Items from a data source:
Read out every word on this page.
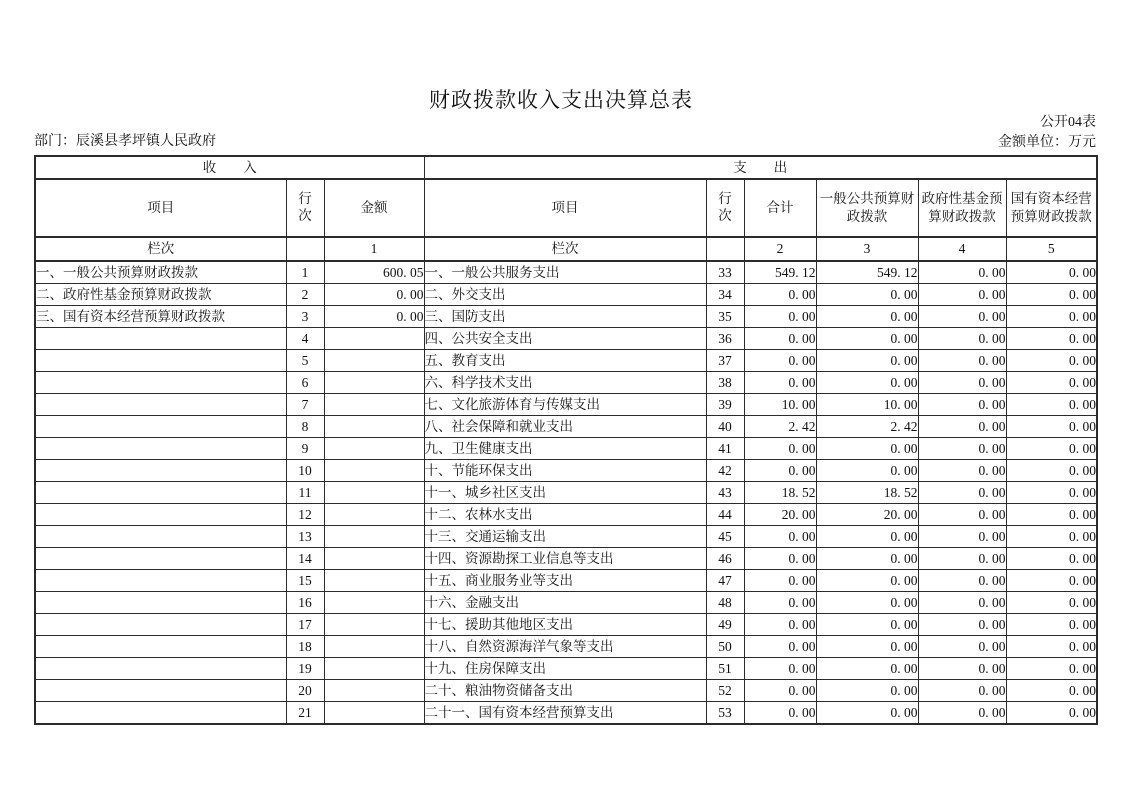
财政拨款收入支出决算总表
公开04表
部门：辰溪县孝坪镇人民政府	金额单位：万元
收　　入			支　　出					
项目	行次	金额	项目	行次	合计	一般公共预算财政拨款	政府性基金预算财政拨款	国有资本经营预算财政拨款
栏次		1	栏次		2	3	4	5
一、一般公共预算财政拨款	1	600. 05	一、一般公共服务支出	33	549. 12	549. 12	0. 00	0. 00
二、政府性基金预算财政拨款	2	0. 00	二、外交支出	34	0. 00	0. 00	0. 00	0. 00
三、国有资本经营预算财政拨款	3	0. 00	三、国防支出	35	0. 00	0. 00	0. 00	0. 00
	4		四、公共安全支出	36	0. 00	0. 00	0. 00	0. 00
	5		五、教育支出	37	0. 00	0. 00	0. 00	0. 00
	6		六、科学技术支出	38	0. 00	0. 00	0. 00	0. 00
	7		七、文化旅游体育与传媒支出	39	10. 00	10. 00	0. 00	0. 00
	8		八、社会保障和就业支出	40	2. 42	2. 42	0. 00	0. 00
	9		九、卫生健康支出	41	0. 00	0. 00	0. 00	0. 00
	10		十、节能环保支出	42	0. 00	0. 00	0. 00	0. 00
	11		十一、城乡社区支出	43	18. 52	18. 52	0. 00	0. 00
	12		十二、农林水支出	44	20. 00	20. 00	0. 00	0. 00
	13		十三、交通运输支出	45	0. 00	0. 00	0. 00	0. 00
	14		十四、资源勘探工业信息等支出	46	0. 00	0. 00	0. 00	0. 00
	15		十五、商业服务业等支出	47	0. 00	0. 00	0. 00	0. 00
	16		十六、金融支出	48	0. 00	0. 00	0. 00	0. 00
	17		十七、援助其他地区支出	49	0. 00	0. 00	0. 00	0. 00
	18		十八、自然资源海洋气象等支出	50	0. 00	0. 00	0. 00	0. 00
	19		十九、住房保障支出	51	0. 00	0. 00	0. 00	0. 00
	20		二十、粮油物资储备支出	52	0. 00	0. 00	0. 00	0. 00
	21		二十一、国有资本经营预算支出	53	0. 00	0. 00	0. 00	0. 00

**Directions:** Copy out the entries verbatim and leave the images out.

**Answer for this exercise:**
Read out every word on this page.
财政拨款收入支出决算总表
公开04表
部门：辰溪县孝坪镇人民政府	金额单位：万元
收　　入			支　　出					
项目	行次	金额	项目	行次	合计	一般公共预算财政拨款	政府性基金预算财政拨款	国有资本经营预算财政拨款
栏次		1	栏次		2	3	4	5
一、一般公共预算财政拨款	1	600. 05	一、一般公共服务支出	33	549. 12	549. 12	0. 00	0. 00
二、政府性基金预算财政拨款	2	0. 00	二、外交支出	34	0. 00	0. 00	0. 00	0. 00
三、国有资本经营预算财政拨款	3	0. 00	三、国防支出	35	0. 00	0. 00	0. 00	0. 00
	4		四、公共安全支出	36	0. 00	0. 00	0. 00	0. 00
	5		五、教育支出	37	0. 00	0. 00	0. 00	0. 00
	6		六、科学技术支出	38	0. 00	0. 00	0. 00	0. 00
	7		七、文化旅游体育与传媒支出	39	10. 00	10. 00	0. 00	0. 00
	8		八、社会保障和就业支出	40	2. 42	2. 42	0. 00	0. 00
	9		九、卫生健康支出	41	0. 00	0. 00	0. 00	0. 00
	10		十、节能环保支出	42	0. 00	0. 00	0. 00	0. 00
	11		十一、城乡社区支出	43	18. 52	18. 52	0. 00	0. 00
	12		十二、农林水支出	44	20. 00	20. 00	0. 00	0. 00
	13		十三、交通运输支出	45	0. 00	0. 00	0. 00	0. 00
	14		十四、资源勘探工业信息等支出	46	0. 00	0. 00	0. 00	0. 00
	15		十五、商业服务业等支出	47	0. 00	0. 00	0. 00	0. 00
	16		十六、金融支出	48	0. 00	0. 00	0. 00	0. 00
	17		十七、援助其他地区支出	49	0. 00	0. 00	0. 00	0. 00
	18		十八、自然资源海洋气象等支出	50	0. 00	0. 00	0. 00	0. 00
	19		十九、住房保障支出	51	0. 00	0. 00	0. 00	0. 00
	20		二十、粮油物资储备支出	52	0. 00	0. 00	0. 00	0. 00
	21		二十一、国有资本经营预算支出	53	0. 00	0. 00	0. 00	0. 00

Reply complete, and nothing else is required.